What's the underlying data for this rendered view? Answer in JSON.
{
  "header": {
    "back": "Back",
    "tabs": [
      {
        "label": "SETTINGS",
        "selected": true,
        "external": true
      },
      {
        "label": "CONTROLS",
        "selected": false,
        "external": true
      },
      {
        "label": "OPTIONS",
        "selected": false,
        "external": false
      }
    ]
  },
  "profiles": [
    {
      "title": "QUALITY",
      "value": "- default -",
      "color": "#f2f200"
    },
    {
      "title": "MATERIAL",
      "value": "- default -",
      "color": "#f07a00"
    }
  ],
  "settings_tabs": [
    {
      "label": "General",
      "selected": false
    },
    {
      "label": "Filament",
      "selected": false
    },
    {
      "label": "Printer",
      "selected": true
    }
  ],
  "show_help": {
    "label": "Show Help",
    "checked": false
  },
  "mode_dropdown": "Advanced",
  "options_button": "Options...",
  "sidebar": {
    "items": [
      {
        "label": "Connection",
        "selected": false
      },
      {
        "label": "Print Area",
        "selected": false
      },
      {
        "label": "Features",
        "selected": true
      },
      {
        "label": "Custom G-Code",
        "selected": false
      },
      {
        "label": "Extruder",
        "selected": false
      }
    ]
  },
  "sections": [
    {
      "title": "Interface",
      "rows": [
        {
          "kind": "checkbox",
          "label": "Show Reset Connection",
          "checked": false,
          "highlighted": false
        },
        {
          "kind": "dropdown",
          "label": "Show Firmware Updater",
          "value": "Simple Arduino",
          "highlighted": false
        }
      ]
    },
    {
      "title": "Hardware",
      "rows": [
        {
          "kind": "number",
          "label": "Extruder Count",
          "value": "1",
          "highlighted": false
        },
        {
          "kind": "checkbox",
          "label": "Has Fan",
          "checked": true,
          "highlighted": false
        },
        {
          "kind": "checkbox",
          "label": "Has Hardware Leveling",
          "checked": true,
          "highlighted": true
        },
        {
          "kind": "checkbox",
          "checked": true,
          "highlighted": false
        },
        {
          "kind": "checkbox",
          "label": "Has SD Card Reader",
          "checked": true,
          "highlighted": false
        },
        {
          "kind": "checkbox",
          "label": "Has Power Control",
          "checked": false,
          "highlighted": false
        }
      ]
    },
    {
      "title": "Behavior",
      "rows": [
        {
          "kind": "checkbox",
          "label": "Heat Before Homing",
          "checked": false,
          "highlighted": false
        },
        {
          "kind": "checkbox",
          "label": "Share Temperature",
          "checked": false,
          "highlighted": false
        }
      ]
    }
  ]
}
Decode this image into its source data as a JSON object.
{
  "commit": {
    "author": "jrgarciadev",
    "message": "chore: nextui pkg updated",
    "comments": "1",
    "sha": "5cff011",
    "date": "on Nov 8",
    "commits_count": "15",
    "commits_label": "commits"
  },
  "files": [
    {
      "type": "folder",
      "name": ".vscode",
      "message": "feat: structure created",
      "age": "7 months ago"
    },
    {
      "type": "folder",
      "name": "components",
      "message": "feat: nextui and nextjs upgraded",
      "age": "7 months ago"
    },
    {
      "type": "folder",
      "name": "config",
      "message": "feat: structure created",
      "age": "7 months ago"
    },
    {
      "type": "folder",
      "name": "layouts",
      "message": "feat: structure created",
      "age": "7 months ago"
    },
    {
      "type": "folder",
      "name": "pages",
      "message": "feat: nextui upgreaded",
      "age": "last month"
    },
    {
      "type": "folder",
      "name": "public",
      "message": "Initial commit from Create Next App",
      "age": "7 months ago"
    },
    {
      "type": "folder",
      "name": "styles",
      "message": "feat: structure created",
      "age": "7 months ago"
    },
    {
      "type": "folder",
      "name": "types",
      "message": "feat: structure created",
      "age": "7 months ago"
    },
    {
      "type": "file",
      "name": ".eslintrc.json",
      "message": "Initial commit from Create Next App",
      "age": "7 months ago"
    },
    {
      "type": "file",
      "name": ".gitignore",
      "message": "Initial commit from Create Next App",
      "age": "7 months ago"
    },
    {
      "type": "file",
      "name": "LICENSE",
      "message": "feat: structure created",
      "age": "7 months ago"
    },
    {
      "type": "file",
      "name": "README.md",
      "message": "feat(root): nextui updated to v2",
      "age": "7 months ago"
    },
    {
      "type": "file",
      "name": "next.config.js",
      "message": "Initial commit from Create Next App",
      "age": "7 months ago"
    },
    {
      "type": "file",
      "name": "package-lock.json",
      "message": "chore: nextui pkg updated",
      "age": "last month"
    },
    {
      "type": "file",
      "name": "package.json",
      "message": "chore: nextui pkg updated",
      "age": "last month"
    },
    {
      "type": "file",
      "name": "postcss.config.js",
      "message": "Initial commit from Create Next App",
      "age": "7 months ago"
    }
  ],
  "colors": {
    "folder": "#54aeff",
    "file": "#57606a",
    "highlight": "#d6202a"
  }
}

▶ _The problem_
Write out each line of the data above again, exactly as given.

▶ _Task answer_
What's the underlying data for this rendered view? Answer in JSON.
{
  "header": {
    "back": "Back",
    "tabs": [
      {
        "label": "SETTINGS",
        "selected": true,
        "external": true
      },
      {
        "label": "CONTROLS",
        "selected": false,
        "external": true
      },
      {
        "label": "OPTIONS",
        "selected": false,
        "external": false
      }
    ]
  },
  "profiles": [
    {
      "title": "QUALITY",
      "value": "- default -",
      "color": "#f2f200"
    },
    {
      "title": "MATERIAL",
      "value": "- default -",
      "color": "#f07a00"
    }
  ],
  "settings_tabs": [
    {
      "label": "General",
      "selected": false
    },
    {
      "label": "Filament",
      "selected": false
    },
    {
      "label": "Printer",
      "selected": true
    }
  ],
  "show_help": {
    "label": "Show Help",
    "checked": false
  },
  "mode_dropdown": "Advanced",
  "options_button": "Options...",
  "sidebar": {
    "items": [
      {
        "label": "Connection",
        "selected": false
      },
      {
        "label": "Print Area",
        "selected": false
      },
      {
        "label": "Features",
        "selected": true
      },
      {
        "label": "Custom G-Code",
        "selected": false
      },
      {
        "label": "Extruder",
        "selected": false
      }
    ]
  },
  "sections": [
    {
      "title": "Interface",
      "rows": [
        {
          "kind": "checkbox",
          "label": "Show Reset Connection",
          "checked": false,
          "highlighted": false
        },
        {
          "kind": "dropdown",
          "label": "Show Firmware Updater",
          "value": "Simple Arduino",
          "highlighted": false
        }
      ]
    },
    {
      "title": "Hardware",
      "rows": [
        {
          "kind": "number",
          "label": "Extruder Count",
          "value": "1",
          "highlighted": false
        },
        {
          "kind": "checkbox",
          "label": "Has Fan",
          "checked": true,
          "highlighted": false
        },
        {
          "kind": "checkbox",
          "label": "Has Hardware Leveling",
          "checked": true,
          "highlighted": true
        },
        {
          "kind": "checkbox",
          "checked": true,
          "highlighted": false
        },
        {
          "kind": "checkbox",
          "label": "Has SD Card Reader",
          "checked": true,
          "highlighted": false
        },
        {
          "kind": "checkbox",
          "label": "Has Power Control",
          "checked": false,
          "highlighted": false
        }
      ]
    },
    {
      "title": "Behavior",
      "rows": [
        {
          "kind": "checkbox",
          "label": "Heat Before Homing",
          "checked": false,
          "highlighted": false
        },
        {
          "kind": "checkbox",
          "label": "Share Temperature",
          "checked": false,
          "highlighted": false
        }
      ]
    }
  ]
}
Decode this image into its source data as a JSON object.
{
  "commit": {
    "author": "jrgarciadev",
    "message": "chore: nextui pkg updated",
    "comments": "1",
    "sha": "5cff011",
    "date": "on Nov 8",
    "commits_count": "15",
    "commits_label": "commits"
  },
  "files": [
    {
      "type": "folder",
      "name": ".vscode",
      "message": "feat: structure created",
      "age": "7 months ago"
    },
    {
      "type": "folder",
      "name": "components",
      "message": "feat: nextui and nextjs upgraded",
      "age": "7 months ago"
    },
    {
      "type": "folder",
      "name": "config",
      "message": "feat: structure created",
      "age": "7 months ago"
    },
    {
      "type": "folder",
      "name": "layouts",
      "message": "feat: structure created",
      "age": "7 months ago"
    },
    {
      "type": "folder",
      "name": "pages",
      "message": "feat: nextui upgreaded",
      "age": "last month"
    },
    {
      "type": "folder",
      "name": "public",
      "message": "Initial commit from Create Next App",
      "age": "7 months ago"
    },
    {
      "type": "folder",
      "name": "styles",
      "message": "feat: structure created",
      "age": "7 months ago"
    },
    {
      "type": "folder",
      "name": "types",
      "message": "feat: structure created",
      "age": "7 months ago"
    },
    {
      "type": "file",
      "name": ".eslintrc.json",
      "message": "Initial commit from Create Next App",
      "age": "7 months ago"
    },
    {
      "type": "file",
      "name": ".gitignore",
      "message": "Initial commit from Create Next App",
      "age": "7 months ago"
    },
    {
      "type": "file",
      "name": "LICENSE",
      "message": "feat: structure created",
      "age": "7 months ago"
    },
    {
      "type": "file",
      "name": "README.md",
      "message": "feat(root): nextui updated to v2",
      "age": "7 months ago"
    },
    {
      "type": "file",
      "name": "next.config.js",
      "message": "Initial commit from Create Next App",
      "age": "7 months ago"
    },
    {
      "type": "file",
      "name": "package-lock.json",
      "message": "chore: nextui pkg updated",
      "age": "last month"
    },
    {
      "type": "file",
      "name": "package.json",
      "message": "chore: nextui pkg updated",
      "age": "last month"
    },
    {
      "type": "file",
      "name": "postcss.config.js",
      "message": "Initial commit from Create Next App",
      "age": "7 months ago"
    }
  ],
  "colors": {
    "folder": "#54aeff",
    "file": "#57606a",
    "highlight": "#d6202a"
  }
}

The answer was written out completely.